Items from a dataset
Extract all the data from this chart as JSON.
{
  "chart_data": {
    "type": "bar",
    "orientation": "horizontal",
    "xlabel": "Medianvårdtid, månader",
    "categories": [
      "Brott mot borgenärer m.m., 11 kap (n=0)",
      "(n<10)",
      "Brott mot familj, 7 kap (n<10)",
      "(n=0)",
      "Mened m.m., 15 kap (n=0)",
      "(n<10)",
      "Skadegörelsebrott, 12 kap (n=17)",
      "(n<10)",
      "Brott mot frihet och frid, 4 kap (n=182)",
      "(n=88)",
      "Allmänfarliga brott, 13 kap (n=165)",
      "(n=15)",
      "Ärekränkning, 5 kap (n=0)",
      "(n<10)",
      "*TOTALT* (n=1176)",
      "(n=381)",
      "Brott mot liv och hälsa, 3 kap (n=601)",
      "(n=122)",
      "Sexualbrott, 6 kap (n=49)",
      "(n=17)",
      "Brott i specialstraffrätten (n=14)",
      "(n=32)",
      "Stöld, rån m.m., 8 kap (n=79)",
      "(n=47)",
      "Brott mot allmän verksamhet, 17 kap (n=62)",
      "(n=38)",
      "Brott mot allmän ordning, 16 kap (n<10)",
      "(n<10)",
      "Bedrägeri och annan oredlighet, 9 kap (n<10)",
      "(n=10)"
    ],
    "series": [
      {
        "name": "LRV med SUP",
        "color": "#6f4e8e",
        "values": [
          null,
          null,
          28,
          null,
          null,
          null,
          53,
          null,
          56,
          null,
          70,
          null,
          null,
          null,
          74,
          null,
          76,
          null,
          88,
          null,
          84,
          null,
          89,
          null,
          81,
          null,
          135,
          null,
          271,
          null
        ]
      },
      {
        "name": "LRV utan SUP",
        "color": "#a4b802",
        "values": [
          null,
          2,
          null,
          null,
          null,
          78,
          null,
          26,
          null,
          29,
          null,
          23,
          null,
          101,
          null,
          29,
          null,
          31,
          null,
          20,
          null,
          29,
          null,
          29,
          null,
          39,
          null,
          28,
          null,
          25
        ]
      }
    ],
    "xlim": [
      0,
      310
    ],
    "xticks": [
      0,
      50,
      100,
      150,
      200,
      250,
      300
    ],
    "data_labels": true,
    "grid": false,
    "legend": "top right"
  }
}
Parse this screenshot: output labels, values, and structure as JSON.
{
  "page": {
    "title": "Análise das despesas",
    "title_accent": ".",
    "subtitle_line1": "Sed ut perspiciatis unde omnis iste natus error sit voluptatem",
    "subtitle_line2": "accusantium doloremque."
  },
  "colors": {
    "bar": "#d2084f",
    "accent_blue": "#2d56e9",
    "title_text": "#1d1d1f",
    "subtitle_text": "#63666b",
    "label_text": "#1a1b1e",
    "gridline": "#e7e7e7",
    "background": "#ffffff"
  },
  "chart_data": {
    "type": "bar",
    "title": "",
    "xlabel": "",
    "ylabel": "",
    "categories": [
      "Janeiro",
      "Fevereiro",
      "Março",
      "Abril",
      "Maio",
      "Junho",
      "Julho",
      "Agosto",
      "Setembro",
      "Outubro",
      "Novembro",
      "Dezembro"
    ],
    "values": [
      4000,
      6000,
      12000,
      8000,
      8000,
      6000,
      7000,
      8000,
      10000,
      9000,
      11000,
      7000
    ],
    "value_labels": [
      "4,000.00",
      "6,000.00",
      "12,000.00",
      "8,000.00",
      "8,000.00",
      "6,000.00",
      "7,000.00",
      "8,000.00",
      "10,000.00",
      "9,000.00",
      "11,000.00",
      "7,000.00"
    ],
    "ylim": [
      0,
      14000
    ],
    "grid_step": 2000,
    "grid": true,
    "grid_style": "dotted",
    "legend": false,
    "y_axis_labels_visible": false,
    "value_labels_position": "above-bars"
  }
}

==

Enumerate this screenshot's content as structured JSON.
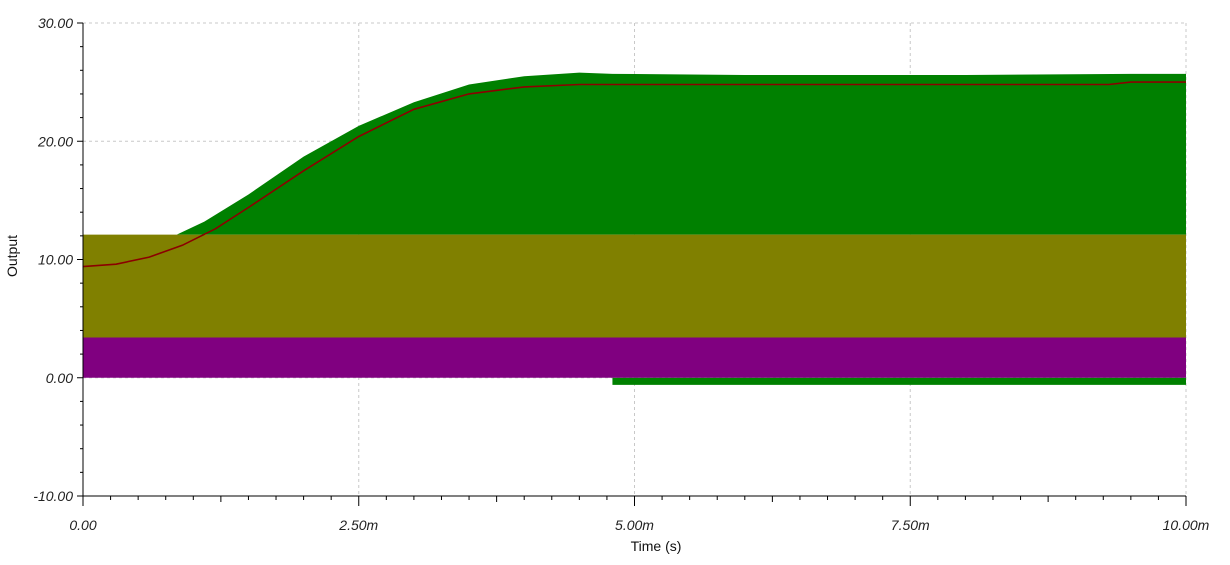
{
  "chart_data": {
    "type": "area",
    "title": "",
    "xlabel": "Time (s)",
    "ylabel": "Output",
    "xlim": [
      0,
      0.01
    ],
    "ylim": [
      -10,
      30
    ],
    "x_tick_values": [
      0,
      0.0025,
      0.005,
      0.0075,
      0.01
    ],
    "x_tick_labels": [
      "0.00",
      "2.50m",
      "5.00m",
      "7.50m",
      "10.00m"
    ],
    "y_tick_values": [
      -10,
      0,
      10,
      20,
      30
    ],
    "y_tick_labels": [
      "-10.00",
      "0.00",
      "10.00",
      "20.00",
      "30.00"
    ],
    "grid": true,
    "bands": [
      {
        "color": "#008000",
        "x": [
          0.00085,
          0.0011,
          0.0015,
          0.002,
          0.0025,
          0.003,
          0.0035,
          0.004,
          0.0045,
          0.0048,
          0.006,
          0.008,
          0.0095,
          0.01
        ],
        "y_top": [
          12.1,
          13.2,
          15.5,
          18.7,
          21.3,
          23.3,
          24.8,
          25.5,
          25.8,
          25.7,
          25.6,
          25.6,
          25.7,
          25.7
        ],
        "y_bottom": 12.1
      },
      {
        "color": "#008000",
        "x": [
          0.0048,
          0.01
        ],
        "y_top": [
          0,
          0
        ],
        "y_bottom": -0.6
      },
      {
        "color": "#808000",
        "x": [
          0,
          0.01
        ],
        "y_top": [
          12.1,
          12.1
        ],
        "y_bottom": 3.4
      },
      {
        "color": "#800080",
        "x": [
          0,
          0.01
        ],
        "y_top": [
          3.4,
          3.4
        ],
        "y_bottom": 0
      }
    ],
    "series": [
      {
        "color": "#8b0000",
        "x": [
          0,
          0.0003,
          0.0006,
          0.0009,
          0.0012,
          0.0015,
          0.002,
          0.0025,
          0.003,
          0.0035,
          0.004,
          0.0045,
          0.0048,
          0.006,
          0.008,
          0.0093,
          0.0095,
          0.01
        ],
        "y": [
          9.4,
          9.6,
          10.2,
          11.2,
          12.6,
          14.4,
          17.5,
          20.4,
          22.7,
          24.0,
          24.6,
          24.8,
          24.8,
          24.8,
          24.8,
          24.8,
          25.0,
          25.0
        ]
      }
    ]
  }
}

* * *

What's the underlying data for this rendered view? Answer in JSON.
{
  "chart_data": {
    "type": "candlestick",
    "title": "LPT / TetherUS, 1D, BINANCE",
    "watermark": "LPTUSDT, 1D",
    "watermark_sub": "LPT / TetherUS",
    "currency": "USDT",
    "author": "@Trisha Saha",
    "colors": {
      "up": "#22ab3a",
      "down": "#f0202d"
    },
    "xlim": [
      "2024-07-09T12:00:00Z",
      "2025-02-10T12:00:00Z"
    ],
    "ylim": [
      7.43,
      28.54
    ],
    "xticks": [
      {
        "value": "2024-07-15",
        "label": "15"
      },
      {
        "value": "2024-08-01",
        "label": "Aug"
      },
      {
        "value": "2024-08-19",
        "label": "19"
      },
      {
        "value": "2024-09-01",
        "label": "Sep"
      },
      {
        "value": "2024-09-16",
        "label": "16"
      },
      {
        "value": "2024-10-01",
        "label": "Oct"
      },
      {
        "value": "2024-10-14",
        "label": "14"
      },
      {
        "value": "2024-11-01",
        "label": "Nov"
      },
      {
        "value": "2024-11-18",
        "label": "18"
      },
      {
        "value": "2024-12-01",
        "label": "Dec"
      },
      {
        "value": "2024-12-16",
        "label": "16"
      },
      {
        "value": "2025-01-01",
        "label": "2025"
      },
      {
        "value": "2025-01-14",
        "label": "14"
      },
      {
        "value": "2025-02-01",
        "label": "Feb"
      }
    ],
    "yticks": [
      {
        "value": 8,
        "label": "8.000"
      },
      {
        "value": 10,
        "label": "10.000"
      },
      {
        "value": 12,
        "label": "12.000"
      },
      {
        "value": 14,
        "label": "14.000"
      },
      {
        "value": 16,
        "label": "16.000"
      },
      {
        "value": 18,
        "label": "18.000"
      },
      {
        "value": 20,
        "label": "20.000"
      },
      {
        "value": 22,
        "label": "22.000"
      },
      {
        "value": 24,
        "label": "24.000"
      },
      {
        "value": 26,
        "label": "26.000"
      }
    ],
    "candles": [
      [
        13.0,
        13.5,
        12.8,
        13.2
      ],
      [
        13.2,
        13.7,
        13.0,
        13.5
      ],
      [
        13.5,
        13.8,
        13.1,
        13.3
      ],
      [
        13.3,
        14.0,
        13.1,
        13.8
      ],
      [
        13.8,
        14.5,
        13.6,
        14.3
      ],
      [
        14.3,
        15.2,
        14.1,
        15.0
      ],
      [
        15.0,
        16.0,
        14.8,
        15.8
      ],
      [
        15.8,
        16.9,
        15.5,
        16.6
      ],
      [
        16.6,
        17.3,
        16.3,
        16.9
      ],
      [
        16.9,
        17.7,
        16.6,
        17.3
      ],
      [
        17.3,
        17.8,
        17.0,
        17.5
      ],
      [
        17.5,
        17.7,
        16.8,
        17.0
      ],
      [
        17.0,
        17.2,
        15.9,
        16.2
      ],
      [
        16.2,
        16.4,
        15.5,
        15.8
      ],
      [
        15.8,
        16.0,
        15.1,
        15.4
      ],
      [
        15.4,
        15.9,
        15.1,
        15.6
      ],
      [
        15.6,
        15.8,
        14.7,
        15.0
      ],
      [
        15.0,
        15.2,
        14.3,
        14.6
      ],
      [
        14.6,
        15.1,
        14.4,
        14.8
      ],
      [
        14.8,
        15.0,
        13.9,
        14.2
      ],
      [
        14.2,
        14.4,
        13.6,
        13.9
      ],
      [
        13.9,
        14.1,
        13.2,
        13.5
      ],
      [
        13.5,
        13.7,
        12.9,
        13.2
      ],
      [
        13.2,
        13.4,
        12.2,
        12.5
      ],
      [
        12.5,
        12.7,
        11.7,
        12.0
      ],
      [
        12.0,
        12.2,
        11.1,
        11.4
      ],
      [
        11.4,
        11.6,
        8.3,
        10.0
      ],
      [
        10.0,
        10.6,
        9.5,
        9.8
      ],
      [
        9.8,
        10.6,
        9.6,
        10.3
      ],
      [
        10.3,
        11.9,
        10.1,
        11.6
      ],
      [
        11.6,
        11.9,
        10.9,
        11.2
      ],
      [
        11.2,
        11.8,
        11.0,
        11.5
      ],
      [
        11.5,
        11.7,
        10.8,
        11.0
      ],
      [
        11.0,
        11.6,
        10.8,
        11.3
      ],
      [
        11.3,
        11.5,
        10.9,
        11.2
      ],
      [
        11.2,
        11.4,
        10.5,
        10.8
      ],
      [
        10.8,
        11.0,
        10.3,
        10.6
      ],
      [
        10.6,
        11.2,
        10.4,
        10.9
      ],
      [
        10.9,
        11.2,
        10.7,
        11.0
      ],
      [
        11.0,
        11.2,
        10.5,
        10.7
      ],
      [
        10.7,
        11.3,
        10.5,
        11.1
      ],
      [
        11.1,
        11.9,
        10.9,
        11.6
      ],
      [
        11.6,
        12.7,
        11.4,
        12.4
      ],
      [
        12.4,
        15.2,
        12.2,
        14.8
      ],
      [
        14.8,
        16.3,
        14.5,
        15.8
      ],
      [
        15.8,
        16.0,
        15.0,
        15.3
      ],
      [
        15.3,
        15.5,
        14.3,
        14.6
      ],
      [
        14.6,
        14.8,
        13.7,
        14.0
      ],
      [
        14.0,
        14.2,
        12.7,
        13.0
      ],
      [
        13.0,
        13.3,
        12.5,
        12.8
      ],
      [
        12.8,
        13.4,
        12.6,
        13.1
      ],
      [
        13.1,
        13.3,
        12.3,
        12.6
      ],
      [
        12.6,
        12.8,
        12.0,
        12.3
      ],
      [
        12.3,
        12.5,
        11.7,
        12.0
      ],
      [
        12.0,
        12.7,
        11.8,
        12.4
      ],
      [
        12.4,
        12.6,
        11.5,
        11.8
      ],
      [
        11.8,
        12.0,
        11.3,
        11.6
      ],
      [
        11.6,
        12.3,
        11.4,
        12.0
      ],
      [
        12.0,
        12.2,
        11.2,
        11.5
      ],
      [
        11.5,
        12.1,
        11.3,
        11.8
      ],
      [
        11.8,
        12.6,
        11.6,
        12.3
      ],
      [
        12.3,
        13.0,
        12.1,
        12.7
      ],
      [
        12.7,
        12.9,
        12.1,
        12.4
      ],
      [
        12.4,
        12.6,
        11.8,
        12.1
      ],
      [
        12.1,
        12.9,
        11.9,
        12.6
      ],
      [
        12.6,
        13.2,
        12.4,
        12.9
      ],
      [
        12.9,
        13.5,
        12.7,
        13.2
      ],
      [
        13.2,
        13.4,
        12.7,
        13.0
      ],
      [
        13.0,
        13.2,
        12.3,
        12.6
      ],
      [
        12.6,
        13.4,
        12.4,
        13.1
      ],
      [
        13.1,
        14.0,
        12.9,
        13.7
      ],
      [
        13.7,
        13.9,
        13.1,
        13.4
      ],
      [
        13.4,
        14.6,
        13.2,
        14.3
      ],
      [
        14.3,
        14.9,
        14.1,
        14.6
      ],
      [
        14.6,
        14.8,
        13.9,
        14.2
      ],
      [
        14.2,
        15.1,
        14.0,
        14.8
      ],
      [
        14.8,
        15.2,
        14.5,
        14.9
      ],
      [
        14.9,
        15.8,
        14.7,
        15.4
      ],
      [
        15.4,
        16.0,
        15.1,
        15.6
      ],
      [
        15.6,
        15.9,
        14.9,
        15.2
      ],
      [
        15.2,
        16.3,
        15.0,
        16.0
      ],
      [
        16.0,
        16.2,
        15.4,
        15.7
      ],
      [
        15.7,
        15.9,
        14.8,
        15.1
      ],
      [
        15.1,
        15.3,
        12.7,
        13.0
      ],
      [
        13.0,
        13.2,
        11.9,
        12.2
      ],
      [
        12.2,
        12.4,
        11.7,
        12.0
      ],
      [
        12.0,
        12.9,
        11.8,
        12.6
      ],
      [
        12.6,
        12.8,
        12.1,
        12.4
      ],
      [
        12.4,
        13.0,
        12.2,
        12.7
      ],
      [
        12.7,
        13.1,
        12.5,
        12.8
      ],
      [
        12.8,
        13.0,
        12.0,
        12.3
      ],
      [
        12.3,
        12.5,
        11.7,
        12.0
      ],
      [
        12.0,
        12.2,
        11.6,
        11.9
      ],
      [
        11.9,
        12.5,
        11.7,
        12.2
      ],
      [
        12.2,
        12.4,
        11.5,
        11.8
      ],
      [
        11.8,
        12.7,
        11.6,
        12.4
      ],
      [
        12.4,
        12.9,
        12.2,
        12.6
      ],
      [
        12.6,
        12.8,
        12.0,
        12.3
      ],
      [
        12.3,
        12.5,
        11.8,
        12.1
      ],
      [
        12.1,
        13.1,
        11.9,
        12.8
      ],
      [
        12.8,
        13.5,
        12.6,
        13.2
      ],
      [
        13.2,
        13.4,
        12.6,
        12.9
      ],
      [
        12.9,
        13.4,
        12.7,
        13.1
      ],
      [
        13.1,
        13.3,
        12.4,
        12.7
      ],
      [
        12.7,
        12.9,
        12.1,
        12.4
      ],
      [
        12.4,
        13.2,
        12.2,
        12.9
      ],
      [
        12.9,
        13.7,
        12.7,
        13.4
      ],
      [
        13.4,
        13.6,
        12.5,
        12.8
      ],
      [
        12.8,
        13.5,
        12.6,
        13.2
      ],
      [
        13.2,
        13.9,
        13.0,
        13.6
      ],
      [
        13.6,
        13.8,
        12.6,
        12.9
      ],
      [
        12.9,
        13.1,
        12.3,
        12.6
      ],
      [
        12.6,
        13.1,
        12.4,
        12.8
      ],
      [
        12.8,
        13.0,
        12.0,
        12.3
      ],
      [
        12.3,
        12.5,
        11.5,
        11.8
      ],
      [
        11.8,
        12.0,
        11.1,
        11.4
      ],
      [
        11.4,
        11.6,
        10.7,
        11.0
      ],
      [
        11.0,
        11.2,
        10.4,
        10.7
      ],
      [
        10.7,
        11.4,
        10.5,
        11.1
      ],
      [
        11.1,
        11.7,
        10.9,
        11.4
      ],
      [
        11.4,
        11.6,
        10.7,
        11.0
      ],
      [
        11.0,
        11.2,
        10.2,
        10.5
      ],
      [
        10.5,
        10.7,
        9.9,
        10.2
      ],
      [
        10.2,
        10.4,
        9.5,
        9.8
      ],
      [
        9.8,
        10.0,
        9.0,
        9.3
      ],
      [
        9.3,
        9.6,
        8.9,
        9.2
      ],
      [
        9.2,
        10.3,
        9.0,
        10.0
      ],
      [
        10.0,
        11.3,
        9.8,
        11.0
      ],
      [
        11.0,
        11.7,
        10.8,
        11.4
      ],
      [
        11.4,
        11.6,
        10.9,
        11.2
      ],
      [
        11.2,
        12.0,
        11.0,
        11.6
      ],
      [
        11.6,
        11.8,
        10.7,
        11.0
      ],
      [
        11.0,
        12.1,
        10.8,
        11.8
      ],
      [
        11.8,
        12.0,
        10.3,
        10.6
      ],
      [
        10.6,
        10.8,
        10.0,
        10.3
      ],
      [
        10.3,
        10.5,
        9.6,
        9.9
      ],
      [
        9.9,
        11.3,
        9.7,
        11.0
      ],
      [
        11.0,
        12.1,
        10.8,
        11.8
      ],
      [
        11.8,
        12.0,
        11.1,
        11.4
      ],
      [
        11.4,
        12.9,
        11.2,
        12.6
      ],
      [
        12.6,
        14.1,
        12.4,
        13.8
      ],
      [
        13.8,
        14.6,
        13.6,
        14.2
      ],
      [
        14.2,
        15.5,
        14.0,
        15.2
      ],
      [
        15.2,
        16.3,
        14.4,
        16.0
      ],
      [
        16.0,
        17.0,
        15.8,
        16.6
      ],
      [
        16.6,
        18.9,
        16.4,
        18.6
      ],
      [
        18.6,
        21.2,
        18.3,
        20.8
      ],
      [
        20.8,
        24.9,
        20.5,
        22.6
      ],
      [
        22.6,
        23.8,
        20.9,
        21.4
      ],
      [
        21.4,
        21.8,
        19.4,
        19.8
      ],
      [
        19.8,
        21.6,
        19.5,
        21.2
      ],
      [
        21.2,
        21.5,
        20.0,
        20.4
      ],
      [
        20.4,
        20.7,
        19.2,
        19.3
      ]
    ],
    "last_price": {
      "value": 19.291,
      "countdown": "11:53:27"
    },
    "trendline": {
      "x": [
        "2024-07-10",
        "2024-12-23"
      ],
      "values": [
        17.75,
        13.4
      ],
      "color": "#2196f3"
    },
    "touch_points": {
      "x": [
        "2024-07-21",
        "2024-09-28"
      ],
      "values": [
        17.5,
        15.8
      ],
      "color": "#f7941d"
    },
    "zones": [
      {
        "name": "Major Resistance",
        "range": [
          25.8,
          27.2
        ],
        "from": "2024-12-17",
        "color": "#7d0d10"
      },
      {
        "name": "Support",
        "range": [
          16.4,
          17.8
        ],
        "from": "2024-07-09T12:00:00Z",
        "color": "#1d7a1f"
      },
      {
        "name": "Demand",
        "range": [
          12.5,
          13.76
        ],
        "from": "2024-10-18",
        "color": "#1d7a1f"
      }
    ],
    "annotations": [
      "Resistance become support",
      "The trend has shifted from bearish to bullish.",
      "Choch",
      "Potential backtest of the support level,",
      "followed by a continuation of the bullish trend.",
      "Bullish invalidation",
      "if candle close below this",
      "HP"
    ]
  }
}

:: What you will do ::
Please list every line of the records that contains "Resistance".

:: Problem solution ::
        "name": "Major Resistance",
      "Resistance become support",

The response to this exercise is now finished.